WORK TO COMPLETE: Below you will find a set of lines. Repeat them all exactly.

Recorded data:
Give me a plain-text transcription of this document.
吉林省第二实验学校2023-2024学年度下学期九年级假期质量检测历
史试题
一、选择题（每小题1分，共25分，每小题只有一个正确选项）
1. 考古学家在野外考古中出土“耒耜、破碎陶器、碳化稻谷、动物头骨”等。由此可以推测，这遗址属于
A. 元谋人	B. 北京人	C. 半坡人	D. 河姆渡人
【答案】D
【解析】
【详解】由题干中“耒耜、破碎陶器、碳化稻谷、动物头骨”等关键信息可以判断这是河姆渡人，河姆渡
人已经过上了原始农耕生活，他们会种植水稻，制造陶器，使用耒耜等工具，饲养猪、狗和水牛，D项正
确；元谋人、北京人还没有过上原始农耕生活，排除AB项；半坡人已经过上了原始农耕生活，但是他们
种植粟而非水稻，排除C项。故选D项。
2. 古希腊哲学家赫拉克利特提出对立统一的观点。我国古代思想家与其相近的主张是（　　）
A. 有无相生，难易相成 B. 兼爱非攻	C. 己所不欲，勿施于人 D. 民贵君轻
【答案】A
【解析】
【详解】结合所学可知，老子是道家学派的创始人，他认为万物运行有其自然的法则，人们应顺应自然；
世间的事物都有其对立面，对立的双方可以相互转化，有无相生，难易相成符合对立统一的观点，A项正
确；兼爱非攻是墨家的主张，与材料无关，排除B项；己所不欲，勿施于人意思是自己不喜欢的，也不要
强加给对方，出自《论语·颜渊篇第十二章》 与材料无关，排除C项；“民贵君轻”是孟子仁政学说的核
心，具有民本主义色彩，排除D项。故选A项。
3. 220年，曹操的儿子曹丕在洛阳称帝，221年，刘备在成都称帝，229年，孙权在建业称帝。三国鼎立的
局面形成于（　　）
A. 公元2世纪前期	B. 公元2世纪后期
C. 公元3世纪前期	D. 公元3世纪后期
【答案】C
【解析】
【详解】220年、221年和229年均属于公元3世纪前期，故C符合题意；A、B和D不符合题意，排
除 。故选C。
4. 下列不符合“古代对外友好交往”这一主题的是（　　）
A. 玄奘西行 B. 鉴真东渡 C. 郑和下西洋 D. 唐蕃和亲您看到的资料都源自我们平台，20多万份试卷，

ANSWER IN FULL:
Give me a plain-text transcription of this document.
吉林省第二实验学校2023-2024学年度下学期九年级假期质量检测历
史试题
一、选择题（每小题1分，共25分，每小题只有一个正确选项）
1. 考古学家在野外考古中出土“耒耜、破碎陶器、碳化稻谷、动物头骨”等。由此可以推测，这遗址属于
A. 元谋人	B. 北京人	C. 半坡人	D. 河姆渡人
【答案】D
【解析】
【详解】由题干中“耒耜、破碎陶器、碳化稻谷、动物头骨”等关键信息可以判断这是河姆渡人，河姆渡
人已经过上了原始农耕生活，他们会种植水稻，制造陶器，使用耒耜等工具，饲养猪、狗和水牛，D项正
确；元谋人、北京人还没有过上原始农耕生活，排除AB项；半坡人已经过上了原始农耕生活，但是他们
种植粟而非水稻，排除C项。故选D项。
2. 古希腊哲学家赫拉克利特提出对立统一的观点。我国古代思想家与其相近的主张是（　　）
A. 有无相生，难易相成 B. 兼爱非攻	C. 己所不欲，勿施于人 D. 民贵君轻
【答案】A
【解析】
【详解】结合所学可知，老子是道家学派的创始人，他认为万物运行有其自然的法则，人们应顺应自然；
世间的事物都有其对立面，对立的双方可以相互转化，有无相生，难易相成符合对立统一的观点，A项正
确；兼爱非攻是墨家的主张，与材料无关，排除B项；己所不欲，勿施于人意思是自己不喜欢的，也不要
强加给对方，出自《论语·颜渊篇第十二章》 与材料无关，排除C项；“民贵君轻”是孟子仁政学说的核
心，具有民本主义色彩，排除D项。故选A项。
3. 220年，曹操的儿子曹丕在洛阳称帝，221年，刘备在成都称帝，229年，孙权在建业称帝。三国鼎立的
局面形成于（　　）
A. 公元2世纪前期	B. 公元2世纪后期
C. 公元3世纪前期	D. 公元3世纪后期
【答案】C
【解析】
【详解】220年、221年和229年均属于公元3世纪前期，故C符合题意；A、B和D不符合题意，排
除 。故选C。
4. 下列不符合“古代对外友好交往”这一主题的是（　　）
A. 玄奘西行 B. 鉴真东渡 C. 郑和下西洋 D. 唐蕃和亲您看到的资料都源自我们平台，20多万份试卷，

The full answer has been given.